--- start of DATA EXTRACT ---

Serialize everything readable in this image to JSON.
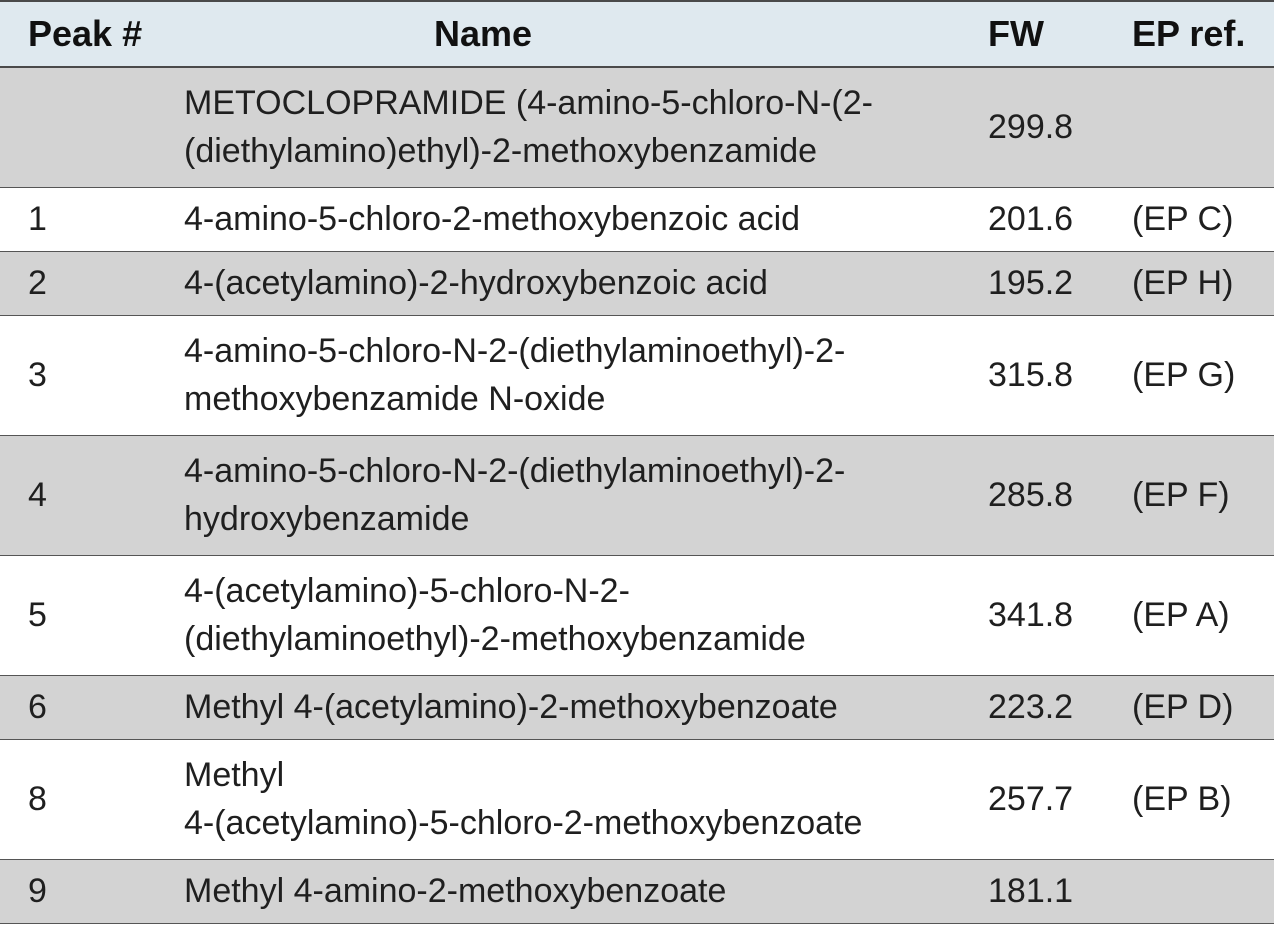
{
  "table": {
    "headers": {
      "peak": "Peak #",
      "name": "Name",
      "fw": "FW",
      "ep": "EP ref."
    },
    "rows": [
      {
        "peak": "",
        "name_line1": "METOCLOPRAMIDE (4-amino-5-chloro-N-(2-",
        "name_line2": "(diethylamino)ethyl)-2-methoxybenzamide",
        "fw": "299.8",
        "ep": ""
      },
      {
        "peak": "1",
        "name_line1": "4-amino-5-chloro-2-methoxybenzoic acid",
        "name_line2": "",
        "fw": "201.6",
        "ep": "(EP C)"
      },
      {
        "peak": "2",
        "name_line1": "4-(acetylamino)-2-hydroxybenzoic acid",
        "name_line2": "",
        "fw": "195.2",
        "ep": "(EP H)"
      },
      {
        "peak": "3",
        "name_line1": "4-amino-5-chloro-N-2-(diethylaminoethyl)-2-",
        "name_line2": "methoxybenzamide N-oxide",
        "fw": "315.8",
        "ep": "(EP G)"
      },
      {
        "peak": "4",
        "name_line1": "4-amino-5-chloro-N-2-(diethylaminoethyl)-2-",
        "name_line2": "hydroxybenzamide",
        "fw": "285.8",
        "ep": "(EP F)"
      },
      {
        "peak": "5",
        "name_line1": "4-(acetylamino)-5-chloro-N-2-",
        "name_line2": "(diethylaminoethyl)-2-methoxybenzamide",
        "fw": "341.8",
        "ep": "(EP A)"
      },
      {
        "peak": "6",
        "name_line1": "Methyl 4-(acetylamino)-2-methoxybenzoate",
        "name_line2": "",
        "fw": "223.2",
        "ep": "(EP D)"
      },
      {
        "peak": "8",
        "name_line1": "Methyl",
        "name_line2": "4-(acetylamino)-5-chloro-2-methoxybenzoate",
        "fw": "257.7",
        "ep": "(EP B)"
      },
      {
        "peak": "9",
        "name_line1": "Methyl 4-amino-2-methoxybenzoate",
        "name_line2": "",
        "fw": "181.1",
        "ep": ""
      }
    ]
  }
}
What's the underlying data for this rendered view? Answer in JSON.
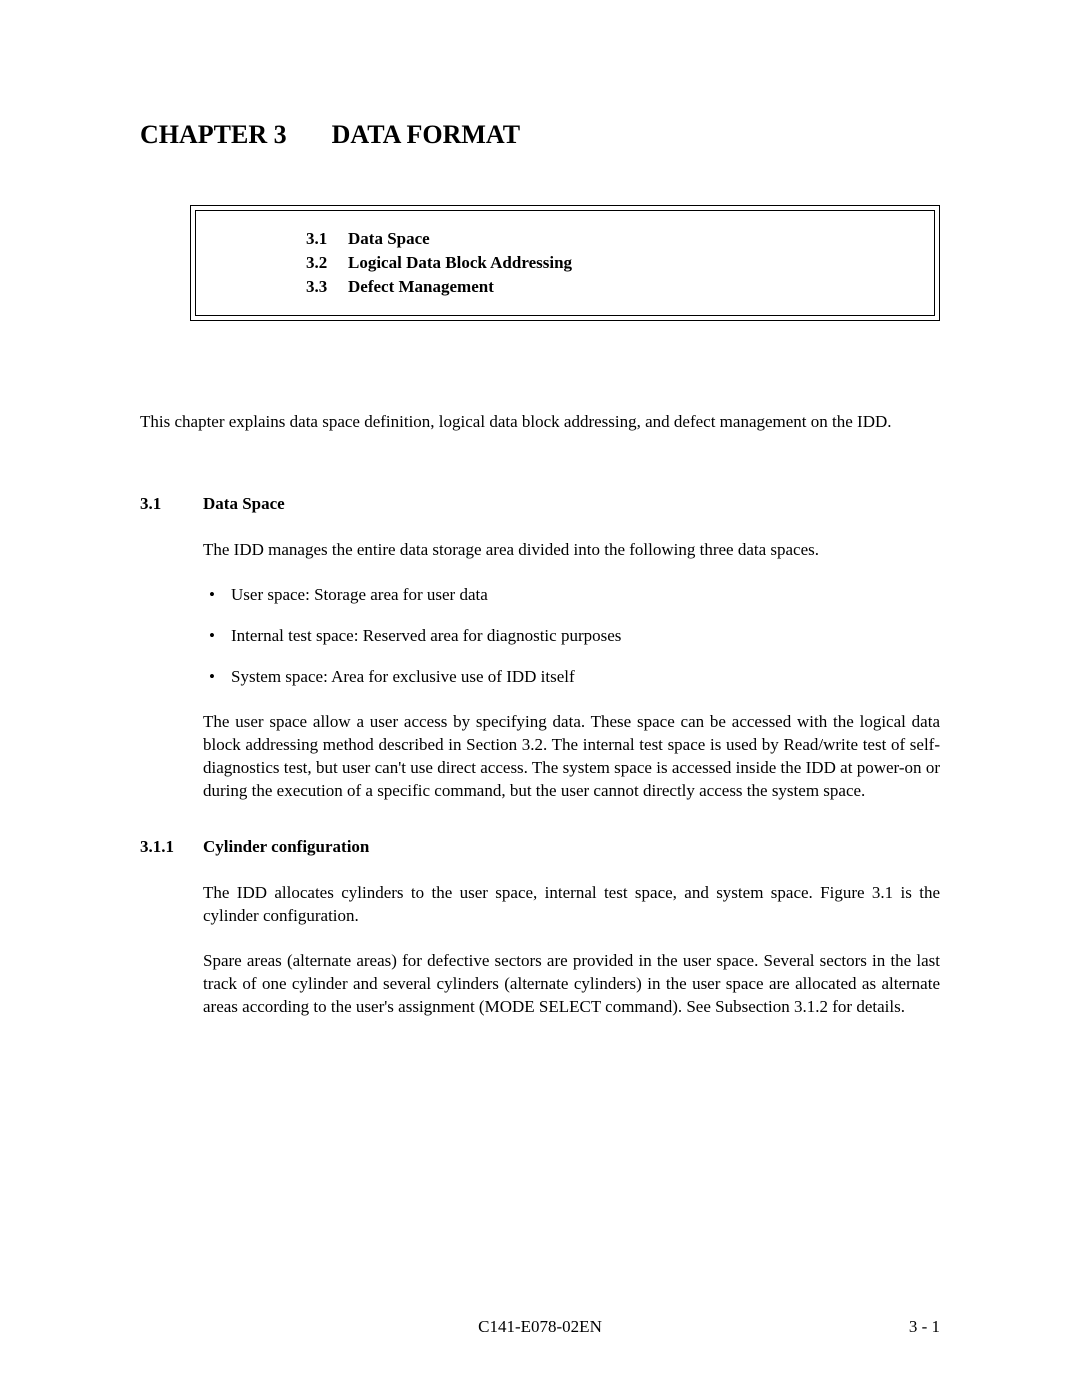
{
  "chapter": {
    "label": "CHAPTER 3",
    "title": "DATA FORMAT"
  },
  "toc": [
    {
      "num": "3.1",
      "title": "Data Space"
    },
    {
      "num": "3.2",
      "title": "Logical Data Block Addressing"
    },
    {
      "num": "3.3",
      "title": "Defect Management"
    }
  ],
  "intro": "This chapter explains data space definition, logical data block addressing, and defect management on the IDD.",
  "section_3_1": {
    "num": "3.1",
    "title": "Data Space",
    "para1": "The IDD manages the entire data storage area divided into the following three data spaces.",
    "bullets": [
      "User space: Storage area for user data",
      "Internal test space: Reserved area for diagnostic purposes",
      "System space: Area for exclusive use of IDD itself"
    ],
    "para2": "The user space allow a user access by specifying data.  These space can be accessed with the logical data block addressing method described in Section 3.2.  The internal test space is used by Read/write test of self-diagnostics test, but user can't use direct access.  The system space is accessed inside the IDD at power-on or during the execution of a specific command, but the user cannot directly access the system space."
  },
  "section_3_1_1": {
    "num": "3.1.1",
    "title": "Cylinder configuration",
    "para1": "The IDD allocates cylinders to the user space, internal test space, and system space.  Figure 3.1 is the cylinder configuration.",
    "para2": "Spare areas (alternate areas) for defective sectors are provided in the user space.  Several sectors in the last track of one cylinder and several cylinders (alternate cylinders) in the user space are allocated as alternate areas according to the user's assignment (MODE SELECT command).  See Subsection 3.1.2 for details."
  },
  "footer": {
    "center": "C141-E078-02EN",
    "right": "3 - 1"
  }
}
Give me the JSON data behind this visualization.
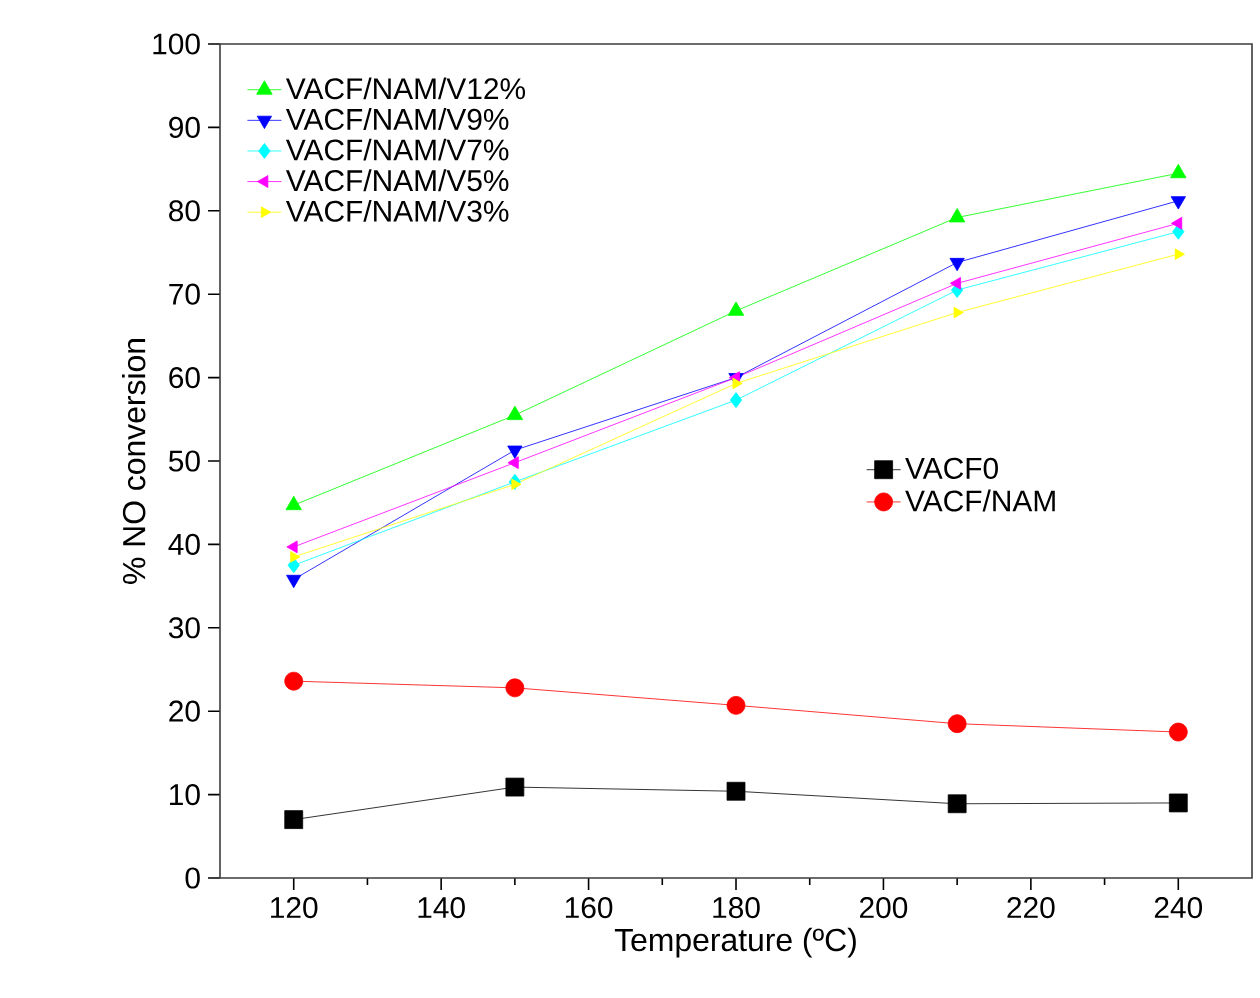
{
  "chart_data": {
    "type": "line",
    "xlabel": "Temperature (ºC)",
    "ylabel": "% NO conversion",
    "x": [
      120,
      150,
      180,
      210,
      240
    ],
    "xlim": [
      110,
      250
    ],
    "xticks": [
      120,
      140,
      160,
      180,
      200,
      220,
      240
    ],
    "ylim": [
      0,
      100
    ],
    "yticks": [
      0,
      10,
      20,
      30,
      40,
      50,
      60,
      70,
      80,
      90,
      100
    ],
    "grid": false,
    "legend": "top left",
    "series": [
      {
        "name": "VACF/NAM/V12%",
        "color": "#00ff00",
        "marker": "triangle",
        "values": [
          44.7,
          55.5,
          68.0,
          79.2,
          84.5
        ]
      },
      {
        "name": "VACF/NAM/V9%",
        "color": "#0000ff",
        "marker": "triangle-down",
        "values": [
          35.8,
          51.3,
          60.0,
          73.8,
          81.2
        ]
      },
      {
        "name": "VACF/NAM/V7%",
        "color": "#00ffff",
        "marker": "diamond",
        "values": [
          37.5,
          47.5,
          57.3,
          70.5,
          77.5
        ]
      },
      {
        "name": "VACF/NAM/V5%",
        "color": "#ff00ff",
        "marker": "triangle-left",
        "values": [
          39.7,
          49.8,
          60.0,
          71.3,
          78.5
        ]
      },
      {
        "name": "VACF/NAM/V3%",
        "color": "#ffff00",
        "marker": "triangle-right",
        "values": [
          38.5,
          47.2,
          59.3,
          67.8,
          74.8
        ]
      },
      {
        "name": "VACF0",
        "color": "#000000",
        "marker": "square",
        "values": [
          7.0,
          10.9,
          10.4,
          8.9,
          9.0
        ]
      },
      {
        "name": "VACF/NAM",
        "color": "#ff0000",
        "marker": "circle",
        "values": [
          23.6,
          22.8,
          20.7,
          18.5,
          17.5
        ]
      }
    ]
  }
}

--- end of DATA EXTRACT ---

Every line of the data above should be quoted exactly. Omit the pictures.

• _FINAL RESULT_
Serialize everything readable in this image to JSON.
{
  "table": {
    "headers": {
      "peak": "Peak #",
      "name": "Name",
      "fw": "FW",
      "ep": "EP ref."
    },
    "rows": [
      {
        "peak": "",
        "name_line1": "METOCLOPRAMIDE (4-amino-5-chloro-N-(2-",
        "name_line2": "(diethylamino)ethyl)-2-methoxybenzamide",
        "fw": "299.8",
        "ep": ""
      },
      {
        "peak": "1",
        "name_line1": "4-amino-5-chloro-2-methoxybenzoic acid",
        "name_line2": "",
        "fw": "201.6",
        "ep": "(EP C)"
      },
      {
        "peak": "2",
        "name_line1": "4-(acetylamino)-2-hydroxybenzoic acid",
        "name_line2": "",
        "fw": "195.2",
        "ep": "(EP H)"
      },
      {
        "peak": "3",
        "name_line1": "4-amino-5-chloro-N-2-(diethylaminoethyl)-2-",
        "name_line2": "methoxybenzamide N-oxide",
        "fw": "315.8",
        "ep": "(EP G)"
      },
      {
        "peak": "4",
        "name_line1": "4-amino-5-chloro-N-2-(diethylaminoethyl)-2-",
        "name_line2": "hydroxybenzamide",
        "fw": "285.8",
        "ep": "(EP F)"
      },
      {
        "peak": "5",
        "name_line1": "4-(acetylamino)-5-chloro-N-2-",
        "name_line2": "(diethylaminoethyl)-2-methoxybenzamide",
        "fw": "341.8",
        "ep": "(EP A)"
      },
      {
        "peak": "6",
        "name_line1": "Methyl 4-(acetylamino)-2-methoxybenzoate",
        "name_line2": "",
        "fw": "223.2",
        "ep": "(EP D)"
      },
      {
        "peak": "8",
        "name_line1": "Methyl",
        "name_line2": "4-(acetylamino)-5-chloro-2-methoxybenzoate",
        "fw": "257.7",
        "ep": "(EP B)"
      },
      {
        "peak": "9",
        "name_line1": "Methyl 4-amino-2-methoxybenzoate",
        "name_line2": "",
        "fw": "181.1",
        "ep": ""
      }
    ]
  }
}
What's the underlying data for this rendered view? Answer in JSON.
{
  "chapter": {
    "label": "CHAPTER 3",
    "title": "DATA FORMAT"
  },
  "toc": [
    {
      "num": "3.1",
      "title": "Data Space"
    },
    {
      "num": "3.2",
      "title": "Logical Data Block Addressing"
    },
    {
      "num": "3.3",
      "title": "Defect Management"
    }
  ],
  "intro": "This chapter explains data space definition, logical data block addressing, and defect management on the IDD.",
  "section_3_1": {
    "num": "3.1",
    "title": "Data Space",
    "para1": "The IDD manages the entire data storage area divided into the following three data spaces.",
    "bullets": [
      "User space: Storage area for user data",
      "Internal test space: Reserved area for diagnostic purposes",
      "System space: Area for exclusive use of IDD itself"
    ],
    "para2": "The user space allow a user access by specifying data.  These space can be accessed with the logical data block addressing method described in Section 3.2.  The internal test space is used by Read/write test of self-diagnostics test, but user can't use direct access.  The system space is accessed inside the IDD at power-on or during the execution of a specific command, but the user cannot directly access the system space."
  },
  "section_3_1_1": {
    "num": "3.1.1",
    "title": "Cylinder configuration",
    "para1": "The IDD allocates cylinders to the user space, internal test space, and system space.  Figure 3.1 is the cylinder configuration.",
    "para2": "Spare areas (alternate areas) for defective sectors are provided in the user space.  Several sectors in the last track of one cylinder and several cylinders (alternate cylinders) in the user space are allocated as alternate areas according to the user's assignment (MODE SELECT command).  See Subsection 3.1.2 for details."
  },
  "footer": {
    "center": "C141-E078-02EN",
    "right": "3 - 1"
  }
}
Give me the JSON data behind this visualization.
{
  "chart_data": {
    "type": "line",
    "xlabel": "Temperature (ºC)",
    "ylabel": "% NO conversion",
    "x": [
      120,
      150,
      180,
      210,
      240
    ],
    "xlim": [
      110,
      250
    ],
    "xticks": [
      120,
      140,
      160,
      180,
      200,
      220,
      240
    ],
    "ylim": [
      0,
      100
    ],
    "yticks": [
      0,
      10,
      20,
      30,
      40,
      50,
      60,
      70,
      80,
      90,
      100
    ],
    "grid": false,
    "legend": "top left",
    "series": [
      {
        "name": "VACF/NAM/V12%",
        "color": "#00ff00",
        "marker": "triangle",
        "values": [
          44.7,
          55.5,
          68.0,
          79.2,
          84.5
        ]
      },
      {
        "name": "VACF/NAM/V9%",
        "color": "#0000ff",
        "marker": "triangle-down",
        "values": [
          35.8,
          51.3,
          60.0,
          73.8,
          81.2
        ]
      },
      {
        "name": "VACF/NAM/V7%",
        "color": "#00ffff",
        "marker": "diamond",
        "values": [
          37.5,
          47.5,
          57.3,
          70.5,
          77.5
        ]
      },
      {
        "name": "VACF/NAM/V5%",
        "color": "#ff00ff",
        "marker": "triangle-left",
        "values": [
          39.7,
          49.8,
          60.0,
          71.3,
          78.5
        ]
      },
      {
        "name": "VACF/NAM/V3%",
        "color": "#ffff00",
        "marker": "triangle-right",
        "values": [
          38.5,
          47.2,
          59.3,
          67.8,
          74.8
        ]
      },
      {
        "name": "VACF0",
        "color": "#000000",
        "marker": "square",
        "values": [
          7.0,
          10.9,
          10.4,
          8.9,
          9.0
        ]
      },
      {
        "name": "VACF/NAM",
        "color": "#ff0000",
        "marker": "circle",
        "values": [
          23.6,
          22.8,
          20.7,
          18.5,
          17.5
        ]
      }
    ]
  }
}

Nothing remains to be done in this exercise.